[Saved entries]
********
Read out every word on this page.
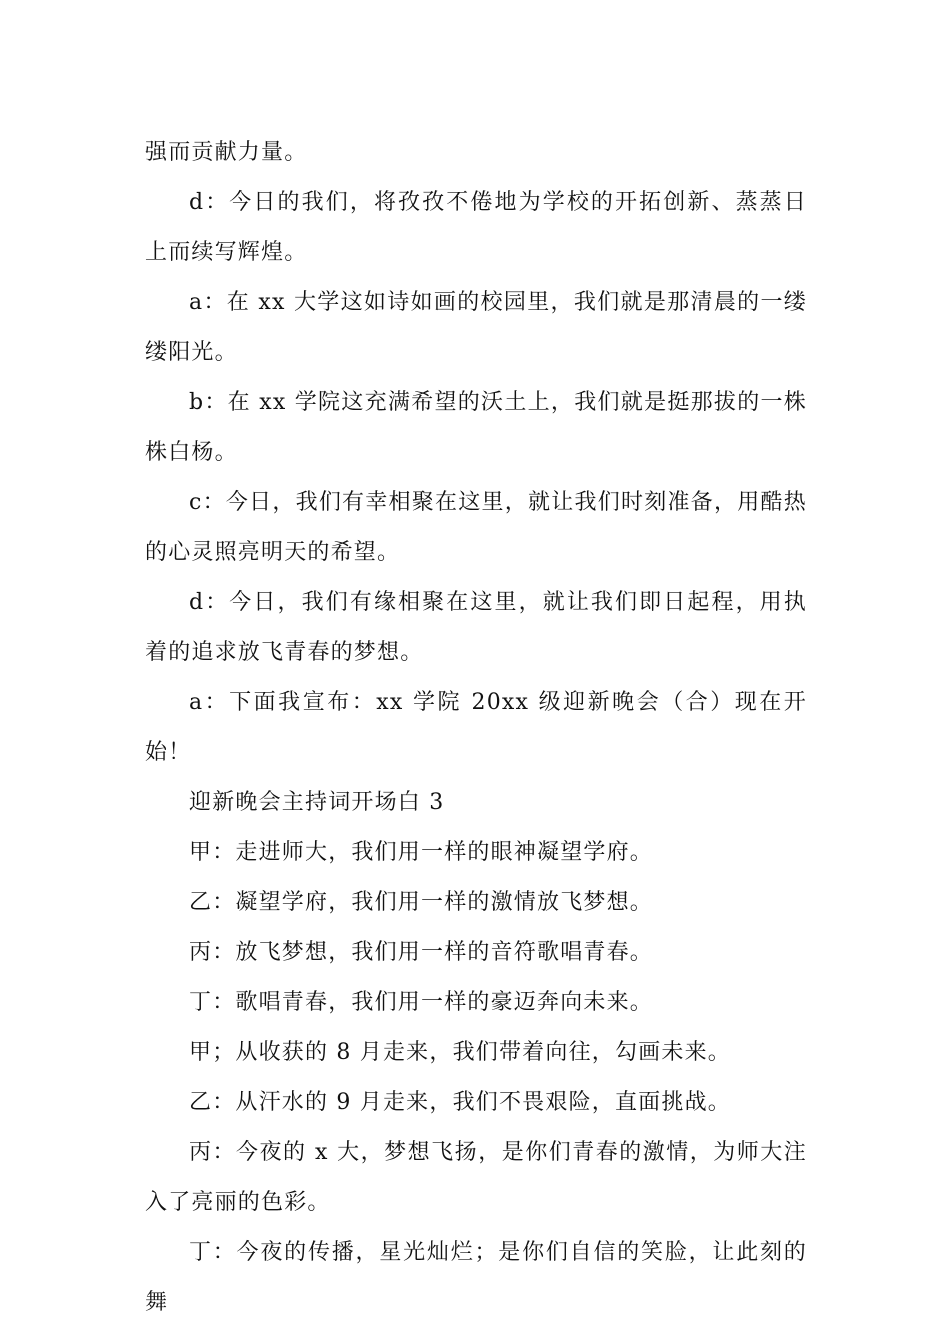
强而贡献力量。

d：今日的我们，将孜孜不倦地为学校的开拓创新、蒸蒸日上而续写辉煌。

a：在 xx 大学这如诗如画的校园里，我们就是那清晨的一缕缕阳光。

b：在 xx 学院这充满希望的沃土上，我们就是挺那拔的一株株白杨。

c：今日，我们有幸相聚在这里，就让我们时刻准备，用酷热的心灵照亮明天的希望。

d：今日，我们有缘相聚在这里，就让我们即日起程，用执着的追求放飞青春的梦想。

a：下面我宣布：xx 学院 20xx 级迎新晚会（合）现在开始！

迎新晚会主持词开场白 3

甲：走进师大，我们用一样的眼神凝望学府。

乙：凝望学府，我们用一样的激情放飞梦想。

丙：放飞梦想，我们用一样的音符歌唱青春。

丁：歌唱青春，我们用一样的豪迈奔向未来。

甲；从收获的 8 月走来，我们带着向往，勾画未来。

乙：从汗水的 9 月走来，我们不畏艰险，直面挑战。

丙：今夜的 x 大，梦想飞扬，是你们青春的激情，为师大注入了亮丽的色彩。

丁：今夜的传播，星光灿烂；是你们自信的笑脸，让此刻的舞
********
WHAT THE TASK REQUIRES –
Print each line of the material above exactly, with the pictures removed from your copy.

IN RESPONSE –
Read out every word on this page.
强而贡献力量。

d：今日的我们，将孜孜不倦地为学校的开拓创新、蒸蒸日上而续写辉煌。

a：在 xx 大学这如诗如画的校园里，我们就是那清晨的一缕缕阳光。

b：在 xx 学院这充满希望的沃土上，我们就是挺那拔的一株株白杨。

c：今日，我们有幸相聚在这里，就让我们时刻准备，用酷热的心灵照亮明天的希望。

d：今日，我们有缘相聚在这里，就让我们即日起程，用执着的追求放飞青春的梦想。

a：下面我宣布：xx 学院 20xx 级迎新晚会（合）现在开始！

迎新晚会主持词开场白 3

甲：走进师大，我们用一样的眼神凝望学府。

乙：凝望学府，我们用一样的激情放飞梦想。

丙：放飞梦想，我们用一样的音符歌唱青春。

丁：歌唱青春，我们用一样的豪迈奔向未来。

甲；从收获的 8 月走来，我们带着向往，勾画未来。

乙：从汗水的 9 月走来，我们不畏艰险，直面挑战。

丙：今夜的 x 大，梦想飞扬，是你们青春的激情，为师大注入了亮丽的色彩。

丁：今夜的传播，星光灿烂；是你们自信的笑脸，让此刻的舞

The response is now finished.